----- QUOTED TEXT -----
I could not imagine the suffering, or the glee.
From nursery school to kindergarten, and grade, junior and high school, I was a caged fox. Waking up in the morning, getting on the bus, sitting down in homeroom, survival of the fittest during lunch period, staying after school for track and field (where they wanted me to be a pole vaulter) and football (where they wanted me to be a quarterback).
I remember playing hooky with my grandmother taking me ice-skating to Aldrich Arena when I was five and six – in kindergarten. She skated her long blades lap after lap while I skated my hockey stick, passing her lap after lap.
Then her taking me to school – already started and warm – and coming in with all the children sitting around Miss Mockler obediently. My grandmother, who was an old matron who didn’t give a rat’s …, excused my absence, with either a lie (“He was at the doctor”) or straightforwardly (“He was with me”).
In the winter of third grade I became an “advanced” or “high potential” literature student, or reader, which meant that I had to come in early to class a couple days a week to discuss Great Books, one of which was a children’s version of “Beauty and the Beast.” But in my drafty corner bedroom with myself I read “Gentle Ben” and “Big Red,” about a boy and his bear and a boy and his Irish setter.
-----
SET TASKS:
[A] Answer these questions about the memoir excerpt on school days:
(i) Where did the grandmother take the narrator ice-skating?
(ii) What position did the football coaches want the narrator to play?
(iii) Which two books did the narrator read alone in the bedroom?
[B] Does each statement match the memoir excerpt on school days? Answer yes or no and quote the words that settle it.
(i) The grandmother skated with a hockey stick.
(ii) The narrator became an advanced reader in the winter of third grade.
(iii) The advanced readers met after school.
[C] Pick up the memoir excerpt on school days after its last sentence and keep writing it.
----- RECORDED INFORMATION -----
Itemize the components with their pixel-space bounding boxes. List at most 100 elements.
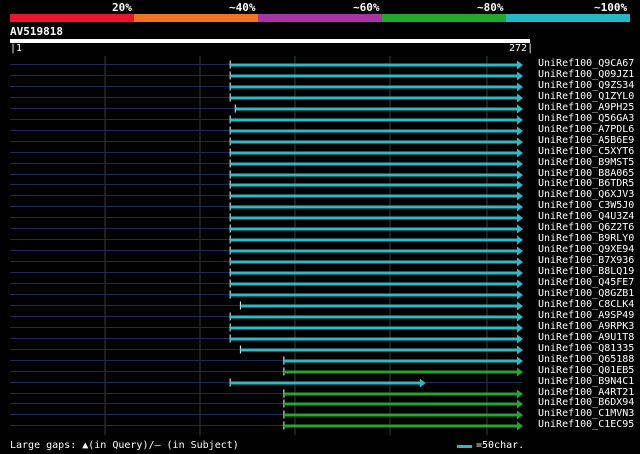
-----
IN RESPONSE:
[A]
(i) Aldrich Arena
(ii) Quarterback
(iii) "Gentle Ben" and "Big Red"

[B]
(i) No: "She skated her long blades lap after lap while I skated my hockey stick"
(ii) Yes: "In the winter of third grade I became an “advanced” or “high potential” literature student, or reader"
(iii) No: "I had to come in early to class a couple days a week to discuss Great Books"

[C]
In the sixth grade after lunch, Mrs. Ryan read “The Outsiders” to the class, and I in my corner desk, and with construction paper and a #2 pencil – would draw pheasants roosting in the snow, and cup-winged bluebills, and cedar trees and a log shack in midwinter.
My very first class in my first year of high school was French, because I wanted to read Voltaire and Rousseau in the original. My dialogue partner, seated behind me, was a junior girl who already had a baby at home, and who I could not converse with in either French or English. So I turned back to the notebook on my desk and practiced drawing a drake mallard’s head in profile. Until M. Berg came along, down the aisles, listening to and correcting our pronunciation of “Je m’appelle” and “Comment allez-vous?” and stopped me from drawing and daydreaming.
So my life has gone. Distracted in grade school, disappointing at high school, depressed at college, debauched at university. Confused at work, undisciplined for any career. Too brooding and withdrawn and detached for any relationship.
Absolutely obsessed with all things wild, and natural, and cold.